### [SHORT PROBLEM]
Quote the entries that follow exactly, leaving none out.

### [INFORMATION PROVIDED]
•••

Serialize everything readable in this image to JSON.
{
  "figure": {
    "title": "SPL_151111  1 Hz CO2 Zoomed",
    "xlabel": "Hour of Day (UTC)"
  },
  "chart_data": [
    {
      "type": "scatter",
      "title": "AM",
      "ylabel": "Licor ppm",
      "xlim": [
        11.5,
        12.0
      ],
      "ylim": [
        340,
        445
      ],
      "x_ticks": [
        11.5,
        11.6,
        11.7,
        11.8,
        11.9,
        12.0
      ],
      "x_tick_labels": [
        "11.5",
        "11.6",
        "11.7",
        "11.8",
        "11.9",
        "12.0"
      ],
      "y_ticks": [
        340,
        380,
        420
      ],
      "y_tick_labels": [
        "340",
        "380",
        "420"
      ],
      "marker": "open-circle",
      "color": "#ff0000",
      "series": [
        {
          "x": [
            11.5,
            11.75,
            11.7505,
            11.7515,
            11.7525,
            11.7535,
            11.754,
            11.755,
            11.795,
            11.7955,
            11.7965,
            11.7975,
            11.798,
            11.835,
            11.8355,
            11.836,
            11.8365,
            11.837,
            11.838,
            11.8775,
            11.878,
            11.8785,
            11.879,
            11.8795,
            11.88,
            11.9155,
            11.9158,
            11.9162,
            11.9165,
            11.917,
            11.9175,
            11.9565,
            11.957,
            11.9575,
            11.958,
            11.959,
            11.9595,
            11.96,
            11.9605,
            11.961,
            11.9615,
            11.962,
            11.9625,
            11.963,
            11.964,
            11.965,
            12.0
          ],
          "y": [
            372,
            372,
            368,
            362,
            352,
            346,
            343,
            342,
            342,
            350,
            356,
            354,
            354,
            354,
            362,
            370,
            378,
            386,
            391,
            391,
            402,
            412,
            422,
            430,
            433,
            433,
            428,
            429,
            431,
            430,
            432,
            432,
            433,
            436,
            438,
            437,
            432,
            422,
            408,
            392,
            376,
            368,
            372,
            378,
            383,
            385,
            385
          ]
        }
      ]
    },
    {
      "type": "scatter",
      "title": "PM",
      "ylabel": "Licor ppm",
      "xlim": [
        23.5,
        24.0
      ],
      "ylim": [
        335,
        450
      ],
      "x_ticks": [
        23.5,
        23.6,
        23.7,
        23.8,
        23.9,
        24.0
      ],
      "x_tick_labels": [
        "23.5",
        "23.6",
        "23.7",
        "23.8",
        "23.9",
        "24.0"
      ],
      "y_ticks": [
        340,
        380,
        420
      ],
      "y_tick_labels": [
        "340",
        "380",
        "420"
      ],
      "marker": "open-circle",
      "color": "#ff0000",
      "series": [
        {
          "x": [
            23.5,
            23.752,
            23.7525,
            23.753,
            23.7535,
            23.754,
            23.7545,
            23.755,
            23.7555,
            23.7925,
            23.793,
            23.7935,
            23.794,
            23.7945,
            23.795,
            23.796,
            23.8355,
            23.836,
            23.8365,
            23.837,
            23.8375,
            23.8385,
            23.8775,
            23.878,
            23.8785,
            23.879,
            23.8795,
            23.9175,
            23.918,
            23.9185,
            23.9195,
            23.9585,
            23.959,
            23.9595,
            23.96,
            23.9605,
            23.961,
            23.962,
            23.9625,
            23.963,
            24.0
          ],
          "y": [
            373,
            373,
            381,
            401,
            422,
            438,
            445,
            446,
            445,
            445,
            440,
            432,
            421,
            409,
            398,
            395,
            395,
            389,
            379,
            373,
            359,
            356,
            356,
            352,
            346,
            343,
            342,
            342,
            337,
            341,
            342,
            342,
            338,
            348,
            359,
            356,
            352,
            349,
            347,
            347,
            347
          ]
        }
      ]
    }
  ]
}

•••

### [TASK RESPONSE]
Serialize everything readable in this image to JSON.
{
  "figure": {
    "title": "SPL_151111  1 Hz CO2 Zoomed",
    "xlabel": "Hour of Day (UTC)"
  },
  "chart_data": [
    {
      "type": "scatter",
      "title": "AM",
      "ylabel": "Licor ppm",
      "xlim": [
        11.5,
        12.0
      ],
      "ylim": [
        340,
        445
      ],
      "x_ticks": [
        11.5,
        11.6,
        11.7,
        11.8,
        11.9,
        12.0
      ],
      "x_tick_labels": [
        "11.5",
        "11.6",
        "11.7",
        "11.8",
        "11.9",
        "12.0"
      ],
      "y_ticks": [
        340,
        380,
        420
      ],
      "y_tick_labels": [
        "340",
        "380",
        "420"
      ],
      "marker": "open-circle",
      "color": "#ff0000",
      "series": [
        {
          "x": [
            11.5,
            11.75,
            11.7505,
            11.7515,
            11.7525,
            11.7535,
            11.754,
            11.755,
            11.795,
            11.7955,
            11.7965,
            11.7975,
            11.798,
            11.835,
            11.8355,
            11.836,
            11.8365,
            11.837,
            11.838,
            11.8775,
            11.878,
            11.8785,
            11.879,
            11.8795,
            11.88,
            11.9155,
            11.9158,
            11.9162,
            11.9165,
            11.917,
            11.9175,
            11.9565,
            11.957,
            11.9575,
            11.958,
            11.959,
            11.9595,
            11.96,
            11.9605,
            11.961,
            11.9615,
            11.962,
            11.9625,
            11.963,
            11.964,
            11.965,
            12.0
          ],
          "y": [
            372,
            372,
            368,
            362,
            352,
            346,
            343,
            342,
            342,
            350,
            356,
            354,
            354,
            354,
            362,
            370,
            378,
            386,
            391,
            391,
            402,
            412,
            422,
            430,
            433,
            433,
            428,
            429,
            431,
            430,
            432,
            432,
            433,
            436,
            438,
            437,
            432,
            422,
            408,
            392,
            376,
            368,
            372,
            378,
            383,
            385,
            385
          ]
        }
      ]
    },
    {
      "type": "scatter",
      "title": "PM",
      "ylabel": "Licor ppm",
      "xlim": [
        23.5,
        24.0
      ],
      "ylim": [
        335,
        450
      ],
      "x_ticks": [
        23.5,
        23.6,
        23.7,
        23.8,
        23.9,
        24.0
      ],
      "x_tick_labels": [
        "23.5",
        "23.6",
        "23.7",
        "23.8",
        "23.9",
        "24.0"
      ],
      "y_ticks": [
        340,
        380,
        420
      ],
      "y_tick_labels": [
        "340",
        "380",
        "420"
      ],
      "marker": "open-circle",
      "color": "#ff0000",
      "series": [
        {
          "x": [
            23.5,
            23.752,
            23.7525,
            23.753,
            23.7535,
            23.754,
            23.7545,
            23.755,
            23.7555,
            23.7925,
            23.793,
            23.7935,
            23.794,
            23.7945,
            23.795,
            23.796,
            23.8355,
            23.836,
            23.8365,
            23.837,
            23.8375,
            23.8385,
            23.8775,
            23.878,
            23.8785,
            23.879,
            23.8795,
            23.9175,
            23.918,
            23.9185,
            23.9195,
            23.9585,
            23.959,
            23.9595,
            23.96,
            23.9605,
            23.961,
            23.962,
            23.9625,
            23.963,
            24.0
          ],
          "y": [
            373,
            373,
            381,
            401,
            422,
            438,
            445,
            446,
            445,
            445,
            440,
            432,
            421,
            409,
            398,
            395,
            395,
            389,
            379,
            373,
            359,
            356,
            356,
            352,
            346,
            343,
            342,
            342,
            337,
            341,
            342,
            342,
            338,
            348,
            359,
            356,
            352,
            349,
            347,
            347,
            347
          ]
        }
      ]
    }
  ]
}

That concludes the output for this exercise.